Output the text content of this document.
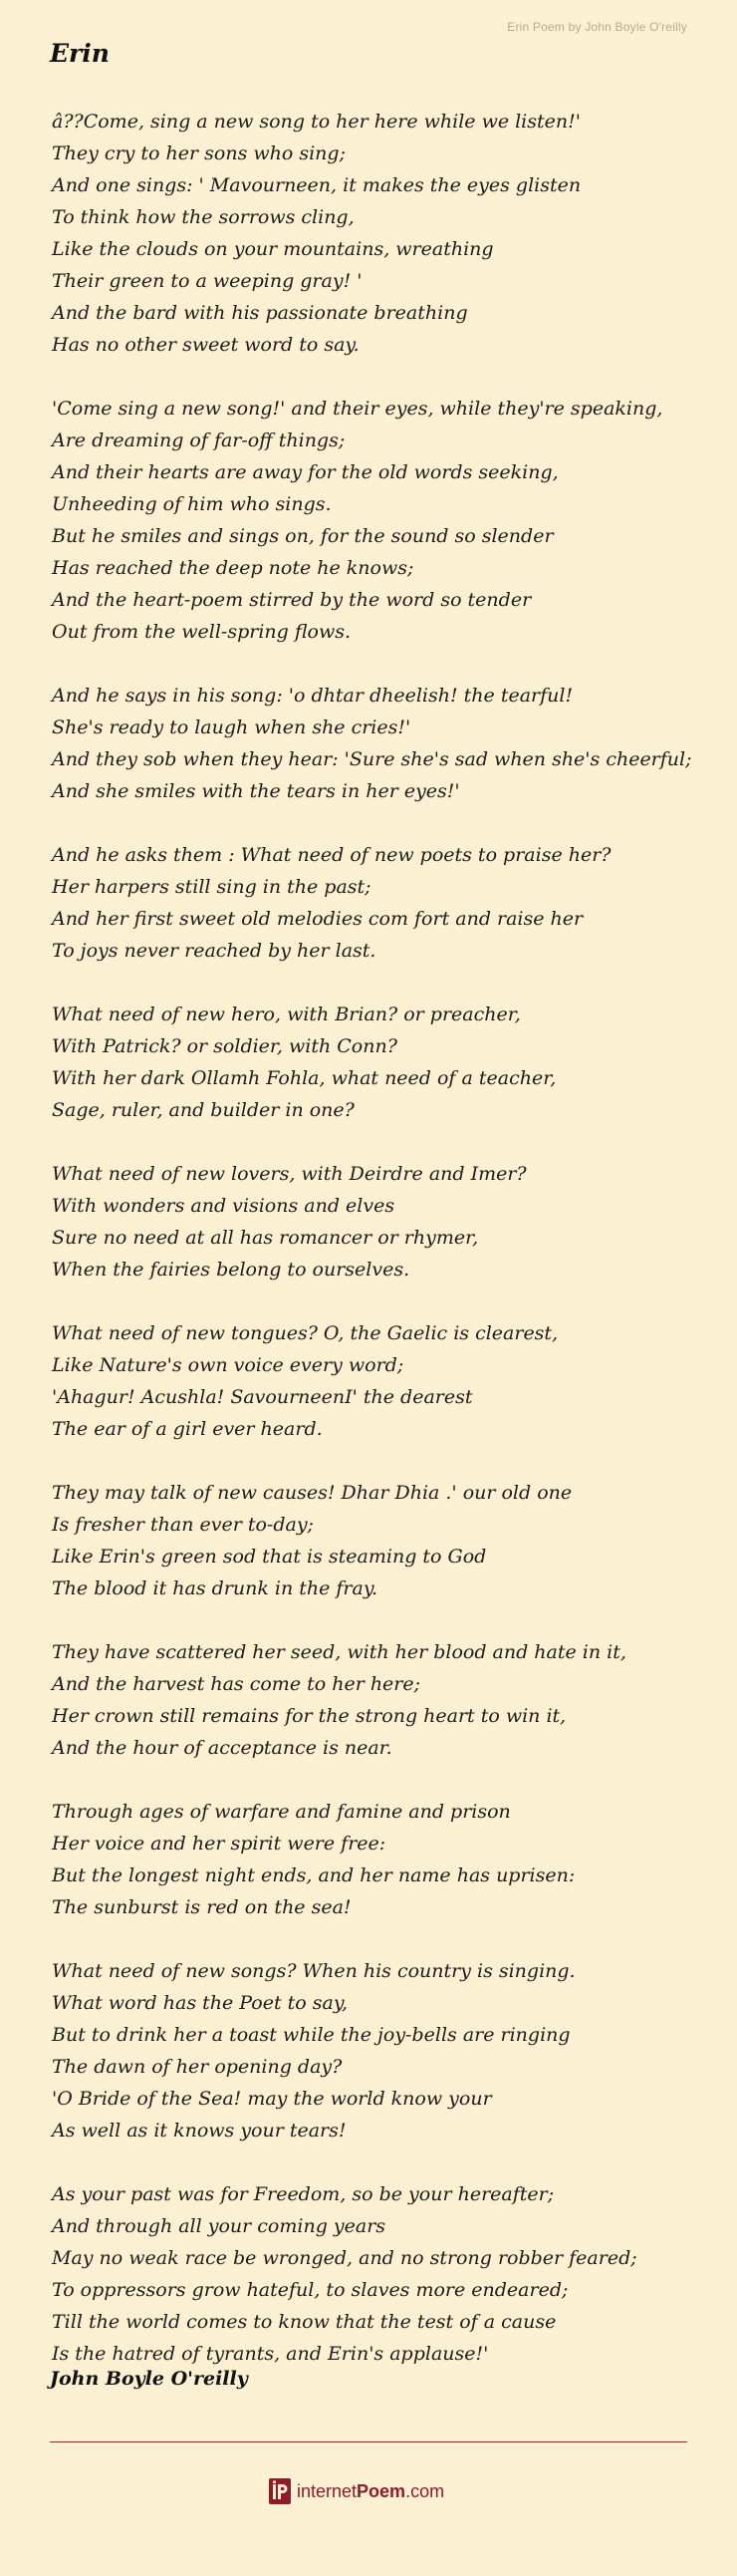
Erin Poem by John Boyle O'reilly
Erin
â??Come, sing a new song to her here while we listen!'
They cry to her sons who sing;
And one sings: ' Mavourneen, it makes the eyes glisten
To think how the sorrows cling,
Like the clouds on your mountains, wreathing
Their green to a weeping gray! '
And the bard with his passionate breathing
Has no other sweet word to say.
'Come sing a new song!' and their eyes, while they're speaking,
Are dreaming of far-off things;
And their hearts are away for the old words seeking,
Unheeding of him who sings.
But he smiles and sings on, for the sound so slender
Has reached the deep note he knows;
And the heart-poem stirred by the word so tender
Out from the well-spring flows.
And he says in his song: 'o dhtar dheelish! the tearful!
She's ready to laugh when she cries!'
And they sob when they hear: 'Sure she's sad when she's cheerful;
And she smiles with the tears in her eyes!'
And he asks them : What need of new poets to praise her?
Her harpers still sing in the past;
And her first sweet old melodies com fort and raise her
To joys never reached by her last.
What need of new hero, with Brian? or preacher,
With Patrick? or soldier, with Conn?
With her dark Ollamh Fohla, what need of a teacher,
Sage, ruler, and builder in one?
What need of new lovers, with Deirdre and Imer?
With wonders and visions and elves
Sure no need at all has romancer or rhymer,
When the fairies belong to ourselves.
What need of new tongues? O, the Gaelic is clearest,
Like Nature's own voice every word;
'Ahagur! Acushla! SavourneenI' the dearest
The ear of a girl ever heard.
They may talk of new causes! Dhar Dhia .' our old one
Is fresher than ever to-day;
Like Erin's green sod that is steaming to God
The blood it has drunk in the fray.
They have scattered her seed, with her blood and hate in it,
And the harvest has come to her here;
Her crown still remains for the strong heart to win it,
And the hour of acceptance is near.
Through ages of warfare and famine and prison
Her voice and her spirit were free:
But the longest night ends, and her name has uprisen:
The sunburst is red on the sea!
What need of new songs? When his country is singing.
What word has the Poet to say,
But to drink her a toast while the joy-bells are ringing
The dawn of her opening day?
'O Bride of the Sea! may the world know your
As well as it knows your tears!
As your past was for Freedom, so be your hereafter;
And through all your coming years
May no weak race be wronged, and no strong robber feared;
To oppressors grow hateful, to slaves more endeared;
Till the world comes to know that the test of a cause
Is the hatred of tyrants, and Erin's applause!'
John Boyle O'reilly
internet Poem .com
........
Problem to solve — Only the number is wanted: how many lines in the entries above contain the word "well"?

Task output — 2